The entries below should be transcribed in their entirety, exactly as written.

——

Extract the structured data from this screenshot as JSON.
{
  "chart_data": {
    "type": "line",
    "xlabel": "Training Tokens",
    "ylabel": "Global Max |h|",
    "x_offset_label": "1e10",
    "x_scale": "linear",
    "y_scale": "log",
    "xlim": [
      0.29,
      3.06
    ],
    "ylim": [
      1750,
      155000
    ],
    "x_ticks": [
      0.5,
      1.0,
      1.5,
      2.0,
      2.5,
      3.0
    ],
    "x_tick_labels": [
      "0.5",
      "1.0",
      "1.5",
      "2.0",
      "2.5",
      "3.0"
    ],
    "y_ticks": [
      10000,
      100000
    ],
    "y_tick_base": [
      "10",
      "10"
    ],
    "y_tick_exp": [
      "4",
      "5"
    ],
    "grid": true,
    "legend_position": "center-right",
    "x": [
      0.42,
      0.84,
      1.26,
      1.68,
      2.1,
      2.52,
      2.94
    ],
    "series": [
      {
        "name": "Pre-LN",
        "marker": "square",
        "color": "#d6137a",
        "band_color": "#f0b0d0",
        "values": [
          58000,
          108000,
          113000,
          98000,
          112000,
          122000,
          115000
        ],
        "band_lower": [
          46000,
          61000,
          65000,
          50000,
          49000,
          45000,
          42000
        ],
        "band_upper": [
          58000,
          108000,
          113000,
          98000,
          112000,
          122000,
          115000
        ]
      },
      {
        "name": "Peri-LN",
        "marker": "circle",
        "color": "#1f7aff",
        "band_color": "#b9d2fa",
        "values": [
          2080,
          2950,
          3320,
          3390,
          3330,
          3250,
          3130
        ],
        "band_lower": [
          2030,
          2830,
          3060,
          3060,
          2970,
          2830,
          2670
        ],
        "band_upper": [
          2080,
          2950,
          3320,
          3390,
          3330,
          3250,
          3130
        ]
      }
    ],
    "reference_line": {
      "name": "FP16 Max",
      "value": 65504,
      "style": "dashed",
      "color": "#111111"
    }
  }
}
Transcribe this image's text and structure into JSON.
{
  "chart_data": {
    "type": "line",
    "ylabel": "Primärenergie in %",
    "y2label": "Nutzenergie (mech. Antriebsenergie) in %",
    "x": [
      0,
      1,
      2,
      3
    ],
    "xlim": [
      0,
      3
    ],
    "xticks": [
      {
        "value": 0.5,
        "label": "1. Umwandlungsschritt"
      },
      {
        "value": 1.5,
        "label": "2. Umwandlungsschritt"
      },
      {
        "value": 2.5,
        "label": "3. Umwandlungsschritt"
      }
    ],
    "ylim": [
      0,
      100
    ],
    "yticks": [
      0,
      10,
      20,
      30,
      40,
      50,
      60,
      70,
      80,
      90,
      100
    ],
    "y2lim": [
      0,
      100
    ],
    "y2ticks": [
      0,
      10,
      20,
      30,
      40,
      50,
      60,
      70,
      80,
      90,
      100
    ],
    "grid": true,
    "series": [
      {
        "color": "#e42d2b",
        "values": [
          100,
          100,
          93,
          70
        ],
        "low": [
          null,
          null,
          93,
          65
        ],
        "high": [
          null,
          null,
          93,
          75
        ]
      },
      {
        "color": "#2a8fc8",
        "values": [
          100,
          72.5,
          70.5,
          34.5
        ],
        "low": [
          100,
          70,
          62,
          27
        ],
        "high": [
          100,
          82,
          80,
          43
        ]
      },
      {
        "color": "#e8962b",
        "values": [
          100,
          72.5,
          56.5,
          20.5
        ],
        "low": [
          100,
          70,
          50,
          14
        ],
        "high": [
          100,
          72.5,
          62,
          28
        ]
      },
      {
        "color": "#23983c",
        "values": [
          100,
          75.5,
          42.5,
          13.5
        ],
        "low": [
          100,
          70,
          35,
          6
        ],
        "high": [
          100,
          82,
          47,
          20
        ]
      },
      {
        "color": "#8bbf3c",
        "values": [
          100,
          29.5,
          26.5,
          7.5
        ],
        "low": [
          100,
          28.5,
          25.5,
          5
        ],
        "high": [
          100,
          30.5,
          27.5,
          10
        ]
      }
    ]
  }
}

——

### Result of the task
Extract the structured data from this screenshot as JSON.
{
  "chart_data": {
    "type": "line",
    "xlabel": "Training Tokens",
    "ylabel": "Global Max |h|",
    "x_offset_label": "1e10",
    "x_scale": "linear",
    "y_scale": "log",
    "xlim": [
      0.29,
      3.06
    ],
    "ylim": [
      1750,
      155000
    ],
    "x_ticks": [
      0.5,
      1.0,
      1.5,
      2.0,
      2.5,
      3.0
    ],
    "x_tick_labels": [
      "0.5",
      "1.0",
      "1.5",
      "2.0",
      "2.5",
      "3.0"
    ],
    "y_ticks": [
      10000,
      100000
    ],
    "y_tick_base": [
      "10",
      "10"
    ],
    "y_tick_exp": [
      "4",
      "5"
    ],
    "grid": true,
    "legend_position": "center-right",
    "x": [
      0.42,
      0.84,
      1.26,
      1.68,
      2.1,
      2.52,
      2.94
    ],
    "series": [
      {
        "name": "Pre-LN",
        "marker": "square",
        "color": "#d6137a",
        "band_color": "#f0b0d0",
        "values": [
          58000,
          108000,
          113000,
          98000,
          112000,
          122000,
          115000
        ],
        "band_lower": [
          46000,
          61000,
          65000,
          50000,
          49000,
          45000,
          42000
        ],
        "band_upper": [
          58000,
          108000,
          113000,
          98000,
          112000,
          122000,
          115000
        ]
      },
      {
        "name": "Peri-LN",
        "marker": "circle",
        "color": "#1f7aff",
        "band_color": "#b9d2fa",
        "values": [
          2080,
          2950,
          3320,
          3390,
          3330,
          3250,
          3130
        ],
        "band_lower": [
          2030,
          2830,
          3060,
          3060,
          2970,
          2830,
          2670
        ],
        "band_upper": [
          2080,
          2950,
          3320,
          3390,
          3330,
          3250,
          3130
        ]
      }
    ],
    "reference_line": {
      "name": "FP16 Max",
      "value": 65504,
      "style": "dashed",
      "color": "#111111"
    }
  }
}
Transcribe this image's text and structure into JSON.
{
  "chart_data": {
    "type": "line",
    "ylabel": "Primärenergie in %",
    "y2label": "Nutzenergie (mech. Antriebsenergie) in %",
    "x": [
      0,
      1,
      2,
      3
    ],
    "xlim": [
      0,
      3
    ],
    "xticks": [
      {
        "value": 0.5,
        "label": "1. Umwandlungsschritt"
      },
      {
        "value": 1.5,
        "label": "2. Umwandlungsschritt"
      },
      {
        "value": 2.5,
        "label": "3. Umwandlungsschritt"
      }
    ],
    "ylim": [
      0,
      100
    ],
    "yticks": [
      0,
      10,
      20,
      30,
      40,
      50,
      60,
      70,
      80,
      90,
      100
    ],
    "y2lim": [
      0,
      100
    ],
    "y2ticks": [
      0,
      10,
      20,
      30,
      40,
      50,
      60,
      70,
      80,
      90,
      100
    ],
    "grid": true,
    "series": [
      {
        "color": "#e42d2b",
        "values": [
          100,
          100,
          93,
          70
        ],
        "low": [
          null,
          null,
          93,
          65
        ],
        "high": [
          null,
          null,
          93,
          75
        ]
      },
      {
        "color": "#2a8fc8",
        "values": [
          100,
          72.5,
          70.5,
          34.5
        ],
        "low": [
          100,
          70,
          62,
          27
        ],
        "high": [
          100,
          82,
          80,
          43
        ]
      },
      {
        "color": "#e8962b",
        "values": [
          100,
          72.5,
          56.5,
          20.5
        ],
        "low": [
          100,
          70,
          50,
          14
        ],
        "high": [
          100,
          72.5,
          62,
          28
        ]
      },
      {
        "color": "#23983c",
        "values": [
          100,
          75.5,
          42.5,
          13.5
        ],
        "low": [
          100,
          70,
          35,
          6
        ],
        "high": [
          100,
          82,
          47,
          20
        ]
      },
      {
        "color": "#8bbf3c",
        "values": [
          100,
          29.5,
          26.5,
          7.5
        ],
        "low": [
          100,
          28.5,
          25.5,
          5
        ],
        "high": [
          100,
          30.5,
          27.5,
          10
        ]
      }
    ]
  }
}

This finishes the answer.